(Records for this exercise Opens)

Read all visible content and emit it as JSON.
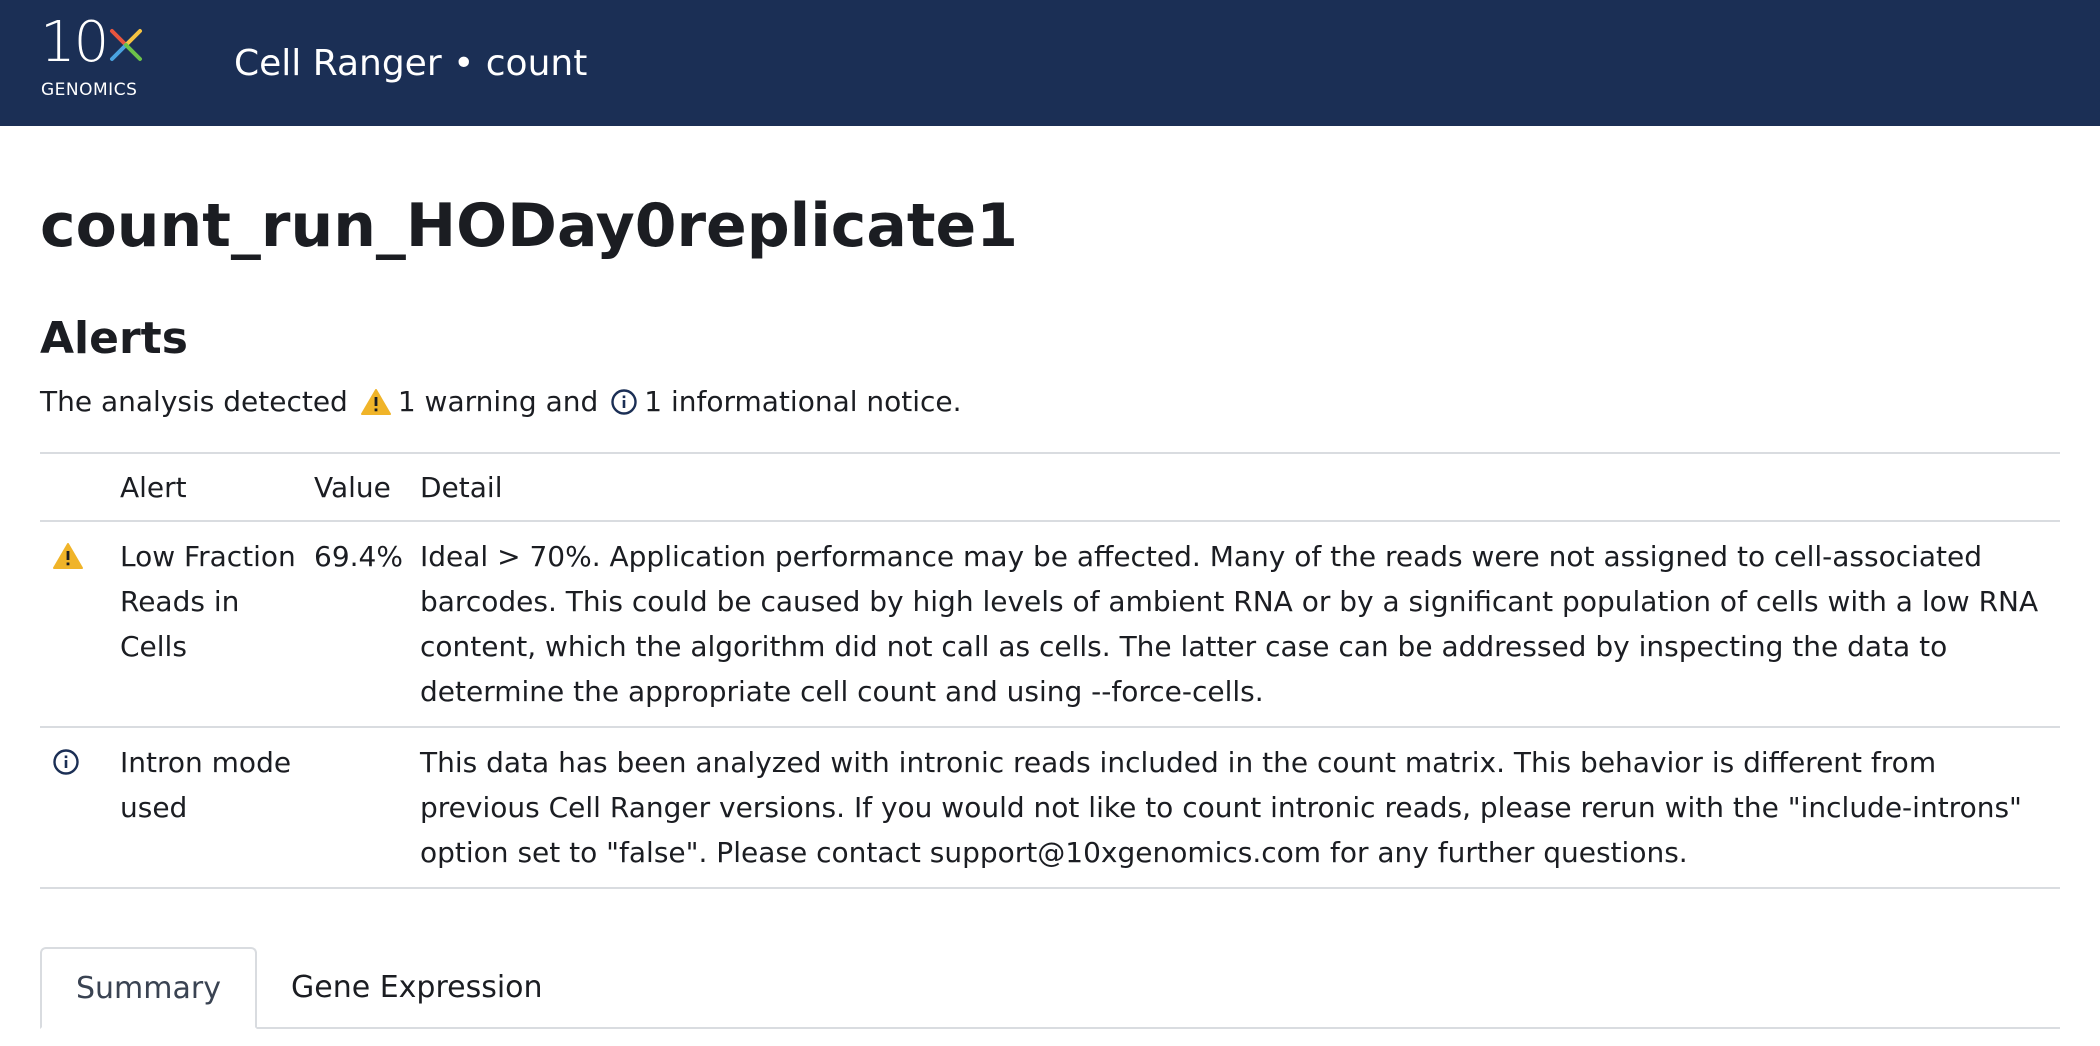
{
  "header": {
    "logo_text": "10x",
    "logo_sub": "GENOMICS",
    "app_title": "Cell Ranger • count"
  },
  "page_title": "count_run_HODay0replicate1",
  "alerts": {
    "title": "Alerts",
    "summary_prefix": "The analysis detected",
    "summary_warning": "1 warning and",
    "summary_info": "1 informational notice.",
    "columns": [
      "Alert",
      "Value",
      "Detail"
    ],
    "rows": [
      {
        "icon": "warning-icon",
        "alert": "Low Fraction Reads in Cells",
        "value": "69.4%",
        "detail": "Ideal > 70%. Application performance may be affected. Many of the reads were not assigned to cell-associated barcodes. This could be caused by high levels of ambient RNA or by a significant population of cells with a low RNA content, which the algorithm did not call as cells. The latter case can be addressed by inspecting the data to determine the appropriate cell count and using --force-cells."
      },
      {
        "icon": "info-icon",
        "alert": "Intron mode used",
        "value": "",
        "detail": "This data has been analyzed with intronic reads included in the count matrix. This behavior is different from previous Cell Ranger versions. If you would not like to count intronic reads, please rerun with the \"include-introns\" option set to \"false\". Please contact support@10xgenomics.com for any further questions."
      }
    ]
  },
  "tabs": [
    {
      "label": "Summary",
      "active": true
    },
    {
      "label": "Gene Expression",
      "active": false
    }
  ],
  "colors": {
    "header_bg": "#1b2f55",
    "warning": "#f0b429",
    "info": "#1b2f55",
    "logo_x_red": "#e8553e",
    "logo_x_blue": "#4aa3df",
    "logo_x_green": "#6cc24a",
    "logo_x_yellow": "#f5c342"
  }
}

(Records for this exercise Closes)

— Your assignment —
Copy out each line of the data exactly as it reads; skip the pictures.

— Result of the task —
Read all visible content and emit it as JSON.
{
  "header": {
    "logo_text": "10x",
    "logo_sub": "GENOMICS",
    "app_title": "Cell Ranger • count"
  },
  "page_title": "count_run_HODay0replicate1",
  "alerts": {
    "title": "Alerts",
    "summary_prefix": "The analysis detected",
    "summary_warning": "1 warning and",
    "summary_info": "1 informational notice.",
    "columns": [
      "Alert",
      "Value",
      "Detail"
    ],
    "rows": [
      {
        "icon": "warning-icon",
        "alert": "Low Fraction Reads in Cells",
        "value": "69.4%",
        "detail": "Ideal > 70%. Application performance may be affected. Many of the reads were not assigned to cell-associated barcodes. This could be caused by high levels of ambient RNA or by a significant population of cells with a low RNA content, which the algorithm did not call as cells. The latter case can be addressed by inspecting the data to determine the appropriate cell count and using --force-cells."
      },
      {
        "icon": "info-icon",
        "alert": "Intron mode used",
        "value": "",
        "detail": "This data has been analyzed with intronic reads included in the count matrix. This behavior is different from previous Cell Ranger versions. If you would not like to count intronic reads, please rerun with the \"include-introns\" option set to \"false\". Please contact support@10xgenomics.com for any further questions."
      }
    ]
  },
  "tabs": [
    {
      "label": "Summary",
      "active": true
    },
    {
      "label": "Gene Expression",
      "active": false
    }
  ],
  "colors": {
    "header_bg": "#1b2f55",
    "warning": "#f0b429",
    "info": "#1b2f55",
    "logo_x_red": "#e8553e",
    "logo_x_blue": "#4aa3df",
    "logo_x_green": "#6cc24a",
    "logo_x_yellow": "#f5c342"
  }
}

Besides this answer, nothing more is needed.